[Source records]
────────────────
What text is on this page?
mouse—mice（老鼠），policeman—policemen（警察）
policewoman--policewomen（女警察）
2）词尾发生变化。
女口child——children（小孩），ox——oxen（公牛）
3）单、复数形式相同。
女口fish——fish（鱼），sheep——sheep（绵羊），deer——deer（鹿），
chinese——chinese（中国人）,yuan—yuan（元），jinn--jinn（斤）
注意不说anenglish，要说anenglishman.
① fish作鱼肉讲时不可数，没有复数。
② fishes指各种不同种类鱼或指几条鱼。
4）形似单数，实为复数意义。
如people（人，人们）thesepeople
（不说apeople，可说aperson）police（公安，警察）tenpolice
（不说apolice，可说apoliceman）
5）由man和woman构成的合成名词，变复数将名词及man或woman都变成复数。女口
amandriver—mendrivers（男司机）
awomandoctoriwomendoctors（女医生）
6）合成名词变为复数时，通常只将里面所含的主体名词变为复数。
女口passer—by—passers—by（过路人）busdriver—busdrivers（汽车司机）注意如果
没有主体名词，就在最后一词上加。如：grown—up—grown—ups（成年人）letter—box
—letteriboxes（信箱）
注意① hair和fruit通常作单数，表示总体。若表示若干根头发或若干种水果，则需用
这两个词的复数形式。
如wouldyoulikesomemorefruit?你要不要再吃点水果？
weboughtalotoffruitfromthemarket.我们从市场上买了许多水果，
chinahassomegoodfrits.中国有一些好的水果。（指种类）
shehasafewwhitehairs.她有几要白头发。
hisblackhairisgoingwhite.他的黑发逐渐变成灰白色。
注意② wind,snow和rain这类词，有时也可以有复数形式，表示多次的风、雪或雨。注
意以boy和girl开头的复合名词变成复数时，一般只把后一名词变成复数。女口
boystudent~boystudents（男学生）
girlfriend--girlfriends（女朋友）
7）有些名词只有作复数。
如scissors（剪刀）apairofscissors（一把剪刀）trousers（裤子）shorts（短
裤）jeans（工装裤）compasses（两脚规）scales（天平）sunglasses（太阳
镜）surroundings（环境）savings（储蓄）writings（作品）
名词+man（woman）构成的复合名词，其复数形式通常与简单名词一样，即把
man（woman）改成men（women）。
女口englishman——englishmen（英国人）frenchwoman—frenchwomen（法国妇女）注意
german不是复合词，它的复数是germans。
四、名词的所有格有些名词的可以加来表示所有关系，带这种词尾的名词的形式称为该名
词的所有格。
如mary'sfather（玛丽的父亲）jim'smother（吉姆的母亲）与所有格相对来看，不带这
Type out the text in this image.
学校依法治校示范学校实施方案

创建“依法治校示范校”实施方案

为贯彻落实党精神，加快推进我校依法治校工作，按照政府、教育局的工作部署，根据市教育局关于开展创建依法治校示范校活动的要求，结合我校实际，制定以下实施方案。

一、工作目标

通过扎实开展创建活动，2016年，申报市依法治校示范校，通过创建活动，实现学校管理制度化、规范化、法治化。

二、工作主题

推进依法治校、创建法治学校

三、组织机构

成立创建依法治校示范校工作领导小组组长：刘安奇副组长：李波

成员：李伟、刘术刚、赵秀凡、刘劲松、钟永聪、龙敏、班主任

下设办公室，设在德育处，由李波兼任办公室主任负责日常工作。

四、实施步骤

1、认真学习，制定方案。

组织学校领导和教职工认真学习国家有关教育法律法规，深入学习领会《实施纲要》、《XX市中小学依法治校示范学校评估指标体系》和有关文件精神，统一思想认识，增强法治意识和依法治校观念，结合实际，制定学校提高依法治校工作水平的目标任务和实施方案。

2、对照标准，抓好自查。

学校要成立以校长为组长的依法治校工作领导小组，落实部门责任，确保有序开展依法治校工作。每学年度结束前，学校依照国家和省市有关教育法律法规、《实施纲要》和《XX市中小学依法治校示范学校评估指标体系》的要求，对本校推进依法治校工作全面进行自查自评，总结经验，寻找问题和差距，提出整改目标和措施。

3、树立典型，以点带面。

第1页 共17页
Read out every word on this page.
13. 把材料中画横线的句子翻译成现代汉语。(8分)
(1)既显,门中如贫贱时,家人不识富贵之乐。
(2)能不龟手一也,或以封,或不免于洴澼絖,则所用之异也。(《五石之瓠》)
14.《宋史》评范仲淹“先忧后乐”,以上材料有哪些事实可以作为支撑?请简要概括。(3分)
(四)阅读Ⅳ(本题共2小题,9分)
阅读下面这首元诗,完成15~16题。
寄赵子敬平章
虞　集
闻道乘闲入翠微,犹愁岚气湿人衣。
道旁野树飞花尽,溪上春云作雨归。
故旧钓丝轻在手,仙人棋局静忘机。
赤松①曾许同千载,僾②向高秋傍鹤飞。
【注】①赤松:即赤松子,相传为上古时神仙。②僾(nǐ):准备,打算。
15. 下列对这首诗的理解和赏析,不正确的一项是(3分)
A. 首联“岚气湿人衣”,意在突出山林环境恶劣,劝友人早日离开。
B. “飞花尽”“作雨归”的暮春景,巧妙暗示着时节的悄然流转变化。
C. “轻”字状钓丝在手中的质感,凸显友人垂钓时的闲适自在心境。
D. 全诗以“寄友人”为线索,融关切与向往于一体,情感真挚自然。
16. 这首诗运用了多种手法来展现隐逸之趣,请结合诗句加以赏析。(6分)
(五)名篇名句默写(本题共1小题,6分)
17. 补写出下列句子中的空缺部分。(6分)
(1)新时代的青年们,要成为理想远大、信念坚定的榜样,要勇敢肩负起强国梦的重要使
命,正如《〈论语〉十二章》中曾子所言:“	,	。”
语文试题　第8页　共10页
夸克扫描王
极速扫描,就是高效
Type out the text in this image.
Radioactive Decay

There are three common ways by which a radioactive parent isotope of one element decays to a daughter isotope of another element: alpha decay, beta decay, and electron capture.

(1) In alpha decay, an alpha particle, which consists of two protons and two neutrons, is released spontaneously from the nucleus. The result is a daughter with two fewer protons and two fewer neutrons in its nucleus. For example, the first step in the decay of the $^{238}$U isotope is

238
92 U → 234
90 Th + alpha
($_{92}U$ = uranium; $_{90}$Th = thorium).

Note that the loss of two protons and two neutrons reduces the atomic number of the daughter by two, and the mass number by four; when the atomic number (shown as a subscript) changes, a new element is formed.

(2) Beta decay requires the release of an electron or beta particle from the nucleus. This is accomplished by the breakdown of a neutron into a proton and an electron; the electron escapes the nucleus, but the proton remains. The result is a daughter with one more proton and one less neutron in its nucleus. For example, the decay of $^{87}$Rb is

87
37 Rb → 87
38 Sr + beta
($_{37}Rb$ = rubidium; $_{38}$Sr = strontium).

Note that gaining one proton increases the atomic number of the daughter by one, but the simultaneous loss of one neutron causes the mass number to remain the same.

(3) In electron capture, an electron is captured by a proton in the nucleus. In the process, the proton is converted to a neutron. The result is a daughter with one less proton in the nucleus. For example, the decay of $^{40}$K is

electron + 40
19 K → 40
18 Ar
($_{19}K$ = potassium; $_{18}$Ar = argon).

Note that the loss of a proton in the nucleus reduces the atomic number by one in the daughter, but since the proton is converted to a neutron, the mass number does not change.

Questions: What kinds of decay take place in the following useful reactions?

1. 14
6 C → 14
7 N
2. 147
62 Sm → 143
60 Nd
────────────────
Instructions for the task
Which lines contain the word "What"? Copy each one.

Written response
What text is on this page?
Questions: What kinds of decay take place in the following useful reactions?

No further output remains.